- RECORDS FOR THIS EXERCISE
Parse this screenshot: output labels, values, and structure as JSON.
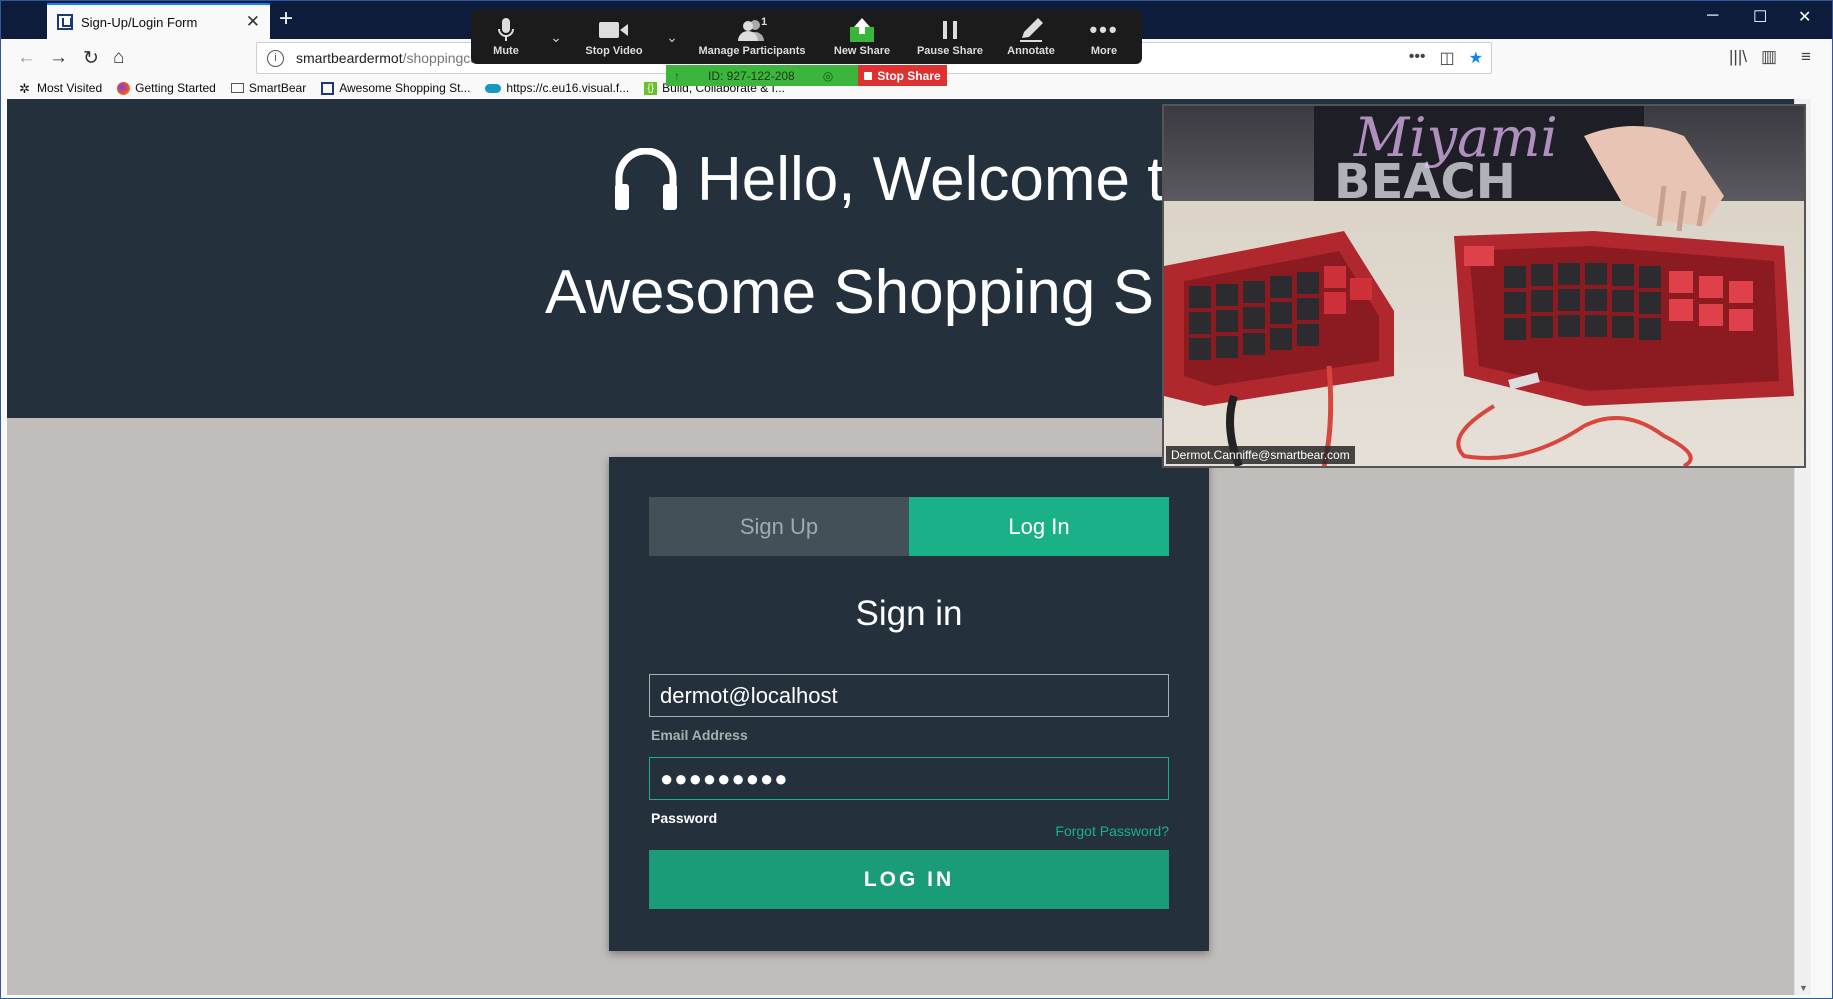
{
  "browser": {
    "tab_title": "Sign-Up/Login Form",
    "tab_close": "✕",
    "new_tab": "+",
    "url_host": "smartbeardermot",
    "url_path": "/shoppingca",
    "window_controls": {
      "minimize": "─",
      "maximize": "☐",
      "close": "✕"
    }
  },
  "bookmarks": [
    {
      "label": "Most Visited",
      "icon": "gear-icon"
    },
    {
      "label": "Getting Started",
      "icon": "firefox-icon"
    },
    {
      "label": "SmartBear",
      "icon": "folder-icon"
    },
    {
      "label": "Awesome Shopping St...",
      "icon": "site-icon"
    },
    {
      "label": "https://c.eu16.visual.f...",
      "icon": "cloud-icon"
    },
    {
      "label": "Build, Collaborate & I...",
      "icon": "bracket-icon"
    }
  ],
  "hero": {
    "line1": "Hello, Welcome t",
    "line2": "Awesome Shopping S"
  },
  "form": {
    "tab_signup": "Sign Up",
    "tab_login": "Log In",
    "heading": "Sign in",
    "email_value": "dermot@localhost",
    "email_label": "Email Address",
    "password_value": "●●●●●●●●●",
    "password_label": "Password",
    "forgot": "Forgot Password?",
    "submit": "LOG IN"
  },
  "zoom": {
    "mute": "Mute",
    "stop_video": "Stop Video",
    "manage_participants": "Manage Participants",
    "participant_count": "1",
    "new_share": "New Share",
    "pause_share": "Pause Share",
    "annotate": "Annotate",
    "more": "More",
    "meeting_id": "ID: 927-122-208",
    "stop_share": "Stop Share"
  },
  "webcam": {
    "caption": "Dermot.Canniffe@smartbear.com"
  },
  "colors": {
    "accent": "#1ab188",
    "hero_bg": "#24313c",
    "page_bg": "#c1bdbb",
    "stop_red": "#e03131",
    "share_green": "#3bb53b"
  }
}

- PROBLEM
Transcribe the records above verbatim. Do not carry over any picture.

- ANSWER BELOW
Parse this screenshot: output labels, values, and structure as JSON.
{
  "browser": {
    "tab_title": "Sign-Up/Login Form",
    "tab_close": "✕",
    "new_tab": "+",
    "url_host": "smartbeardermot",
    "url_path": "/shoppingca",
    "window_controls": {
      "minimize": "─",
      "maximize": "☐",
      "close": "✕"
    }
  },
  "bookmarks": [
    {
      "label": "Most Visited",
      "icon": "gear-icon"
    },
    {
      "label": "Getting Started",
      "icon": "firefox-icon"
    },
    {
      "label": "SmartBear",
      "icon": "folder-icon"
    },
    {
      "label": "Awesome Shopping St...",
      "icon": "site-icon"
    },
    {
      "label": "https://c.eu16.visual.f...",
      "icon": "cloud-icon"
    },
    {
      "label": "Build, Collaborate & I...",
      "icon": "bracket-icon"
    }
  ],
  "hero": {
    "line1": "Hello, Welcome t",
    "line2": "Awesome Shopping S"
  },
  "form": {
    "tab_signup": "Sign Up",
    "tab_login": "Log In",
    "heading": "Sign in",
    "email_value": "dermot@localhost",
    "email_label": "Email Address",
    "password_value": "●●●●●●●●●",
    "password_label": "Password",
    "forgot": "Forgot Password?",
    "submit": "LOG IN"
  },
  "zoom": {
    "mute": "Mute",
    "stop_video": "Stop Video",
    "manage_participants": "Manage Participants",
    "participant_count": "1",
    "new_share": "New Share",
    "pause_share": "Pause Share",
    "annotate": "Annotate",
    "more": "More",
    "meeting_id": "ID: 927-122-208",
    "stop_share": "Stop Share"
  },
  "webcam": {
    "caption": "Dermot.Canniffe@smartbear.com"
  },
  "colors": {
    "accent": "#1ab188",
    "hero_bg": "#24313c",
    "page_bg": "#c1bdbb",
    "stop_red": "#e03131",
    "share_green": "#3bb53b"
  }
}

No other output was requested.